EXERCISE DESCRIPTION: Find how many lines in the material hold the word "ワールド", then state that number and nothing more.

ENTRIES PROVIDED:

· · · ·

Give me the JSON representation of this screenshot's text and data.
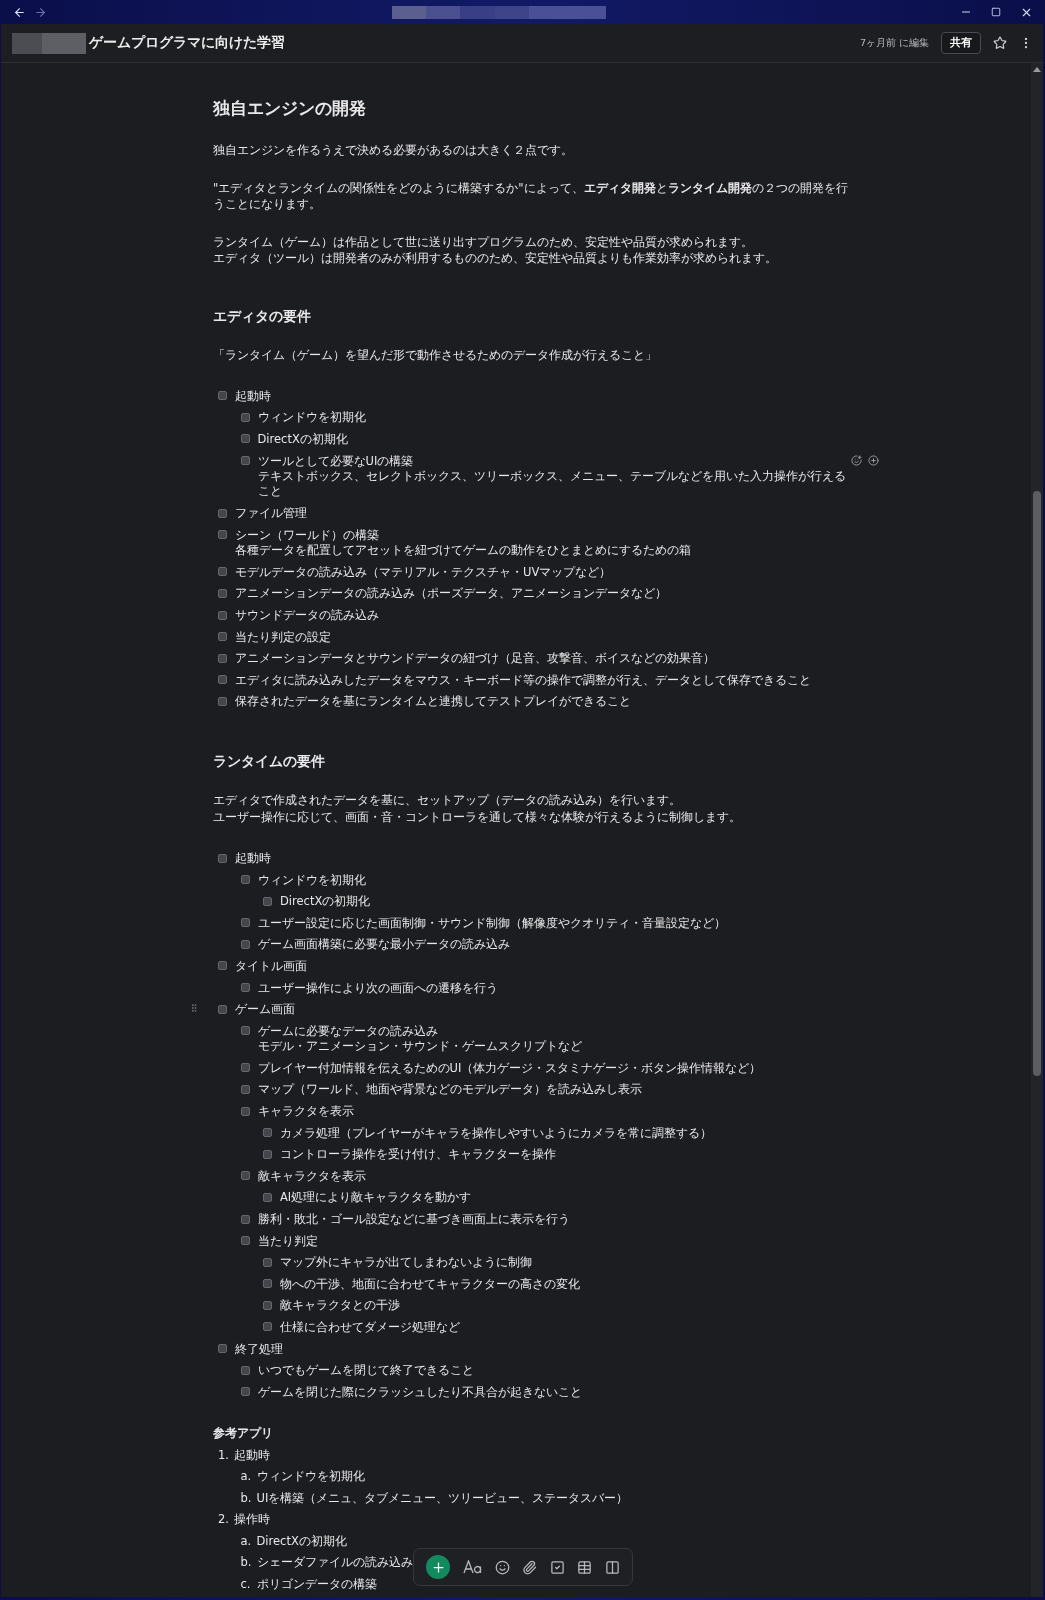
{
  "window": {
    "back_enabled": true,
    "forward_enabled": false
  },
  "header": {
    "title": "ゲームプログラマに向けた学習",
    "edited": "7ヶ月前 に編集",
    "share": "共有"
  },
  "document": {
    "blocks": [
      {
        "kind": "h1",
        "text": "独自エンジンの開発"
      },
      {
        "kind": "paragraph",
        "lines": [
          "独自エンジンを作るうえで決める必要があるのは大きく２点です。"
        ]
      },
      {
        "kind": "paragraph",
        "lines": [
          "\"エディタとランタイムの関係性をどのように構築するか\"によって、**エディタ開発**と**ランタイム開発**の２つの開発を行",
          "うことになります。"
        ]
      },
      {
        "kind": "paragraph",
        "lines": [
          "ランタイム（ゲーム）は作品として世に送り出すプログラムのため、安定性や品質が求められます。",
          "エディタ（ツール）は開発者のみが利用するもののため、安定性や品質よりも作業効率が求められます。"
        ]
      },
      {
        "kind": "h2",
        "text": "エディタの要件"
      },
      {
        "kind": "paragraph",
        "lines": [
          "「ランタイム（ゲーム）を望んだ形で動作させるためのデータ作成が行えること」"
        ]
      },
      {
        "kind": "checklist",
        "items": [
          {
            "text": "起動時",
            "checked": false,
            "children": [
              {
                "text": "ウィンドウを初期化",
                "checked": false
              },
              {
                "text": "DirectXの初期化",
                "checked": false
              },
              {
                "text": "ツールとして必要なUIの構築",
                "detail": [
                  "テキストボックス、セレクトボックス、ツリーボックス、メニュー、テーブルなどを用いた入力操作が行える",
                  "こと"
                ],
                "checked": false,
                "tools_shown": true
              }
            ]
          },
          {
            "text": "ファイル管理",
            "checked": false
          },
          {
            "text": "シーン（ワールド）の構築",
            "detail": [
              "各種データを配置してアセットを紐づけてゲームの動作をひとまとめにするための箱"
            ],
            "checked": false
          },
          {
            "text": "モデルデータの読み込み（マテリアル・テクスチャ・UVマップなど）",
            "checked": false
          },
          {
            "text": "アニメーションデータの読み込み（ポーズデータ、アニメーションデータなど）",
            "checked": false
          },
          {
            "text": "サウンドデータの読み込み",
            "checked": false
          },
          {
            "text": "当たり判定の設定",
            "checked": false
          },
          {
            "text": "アニメーションデータとサウンドデータの紐づけ（足音、攻撃音、ボイスなどの効果音）",
            "checked": false
          },
          {
            "text": "エディタに読み込みしたデータをマウス・キーボード等の操作で調整が行え、データとして保存できること",
            "checked": false
          },
          {
            "text": "保存されたデータを基にランタイムと連携してテストプレイができること",
            "checked": false
          }
        ]
      },
      {
        "kind": "h2",
        "text": "ランタイムの要件"
      },
      {
        "kind": "paragraph",
        "lines": [
          "エディタで作成されたデータを基に、セットアップ（データの読み込み）を行います。",
          "ユーザー操作に応じて、画面・音・コントローラを通して様々な体験が行えるように制御します。"
        ]
      },
      {
        "kind": "checklist",
        "items": [
          {
            "text": "起動時",
            "checked": false,
            "children": [
              {
                "text": "ウィンドウを初期化",
                "checked": false,
                "children": [
                  {
                    "text": "DirectXの初期化",
                    "checked": false
                  }
                ]
              },
              {
                "text": "ユーザー設定に応じた画面制御・サウンド制御（解像度やクオリティ・音量設定など）",
                "checked": false
              },
              {
                "text": "ゲーム画面構築に必要な最小データの読み込み",
                "checked": false
              }
            ]
          },
          {
            "text": "タイトル画面",
            "checked": false,
            "children": [
              {
                "text": "ユーザー操作により次の画面への遷移を行う",
                "checked": false
              }
            ]
          },
          {
            "text": "ゲーム画面",
            "checked": false,
            "hovered": true,
            "children": [
              {
                "text": "ゲームに必要なデータの読み込み",
                "detail": [
                  "モデル・アニメーション・サウンド・ゲームスクリプトなど"
                ],
                "checked": false
              },
              {
                "text": "プレイヤー付加情報を伝えるためのUI（体力ゲージ・スタミナゲージ・ボタン操作情報など）",
                "checked": false
              },
              {
                "text": "マップ（ワールド、地面や背景などのモデルデータ）を読み込みし表示",
                "checked": false
              },
              {
                "text": "キャラクタを表示",
                "checked": false,
                "children": [
                  {
                    "text": "カメラ処理（プレイヤーがキャラを操作しやすいようにカメラを常に調整する）",
                    "checked": false
                  },
                  {
                    "text": "コントローラ操作を受け付け、キャラクターを操作",
                    "checked": false
                  }
                ]
              },
              {
                "text": "敵キャラクタを表示",
                "checked": false,
                "children": [
                  {
                    "text": "AI処理により敵キャラクタを動かす",
                    "checked": false
                  }
                ]
              },
              {
                "text": "勝利・敗北・ゴール設定などに基づき画面上に表示を行う",
                "checked": false
              },
              {
                "text": "当たり判定",
                "checked": false,
                "children": [
                  {
                    "text": "マップ外にキャラが出てしまわないように制御",
                    "checked": false
                  },
                  {
                    "text": "物への干渉、地面に合わせてキャラクターの高さの変化",
                    "checked": false
                  },
                  {
                    "text": "敵キャラクタとの干渉",
                    "checked": false
                  },
                  {
                    "text": "仕様に合わせてダメージ処理など",
                    "checked": false
                  }
                ]
              }
            ]
          },
          {
            "text": "終了処理",
            "checked": false,
            "children": [
              {
                "text": "いつでもゲームを閉じて終了できること",
                "checked": false
              },
              {
                "text": "ゲームを閉じた際にクラッシュしたり不具合が起きないこと",
                "checked": false
              }
            ]
          }
        ]
      },
      {
        "kind": "h3",
        "text": "参考アプリ"
      },
      {
        "kind": "ordered",
        "items": [
          {
            "marker": "1.",
            "text": "起動時",
            "children": [
              {
                "marker": "a.",
                "text": "ウィンドウを初期化"
              },
              {
                "marker": "b.",
                "text": "UIを構築（メニュ、タブメニュー、ツリービュー、ステータスバー）"
              }
            ]
          },
          {
            "marker": "2.",
            "text": "操作時",
            "children": [
              {
                "marker": "a.",
                "text": "DirectXの初期化"
              },
              {
                "marker": "b.",
                "text": "シェーダファイルの読み込み"
              },
              {
                "marker": "c.",
                "text": "ポリゴンデータの構築"
              }
            ]
          }
        ]
      }
    ]
  }
}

· · · ·

THE RESPONSE: 2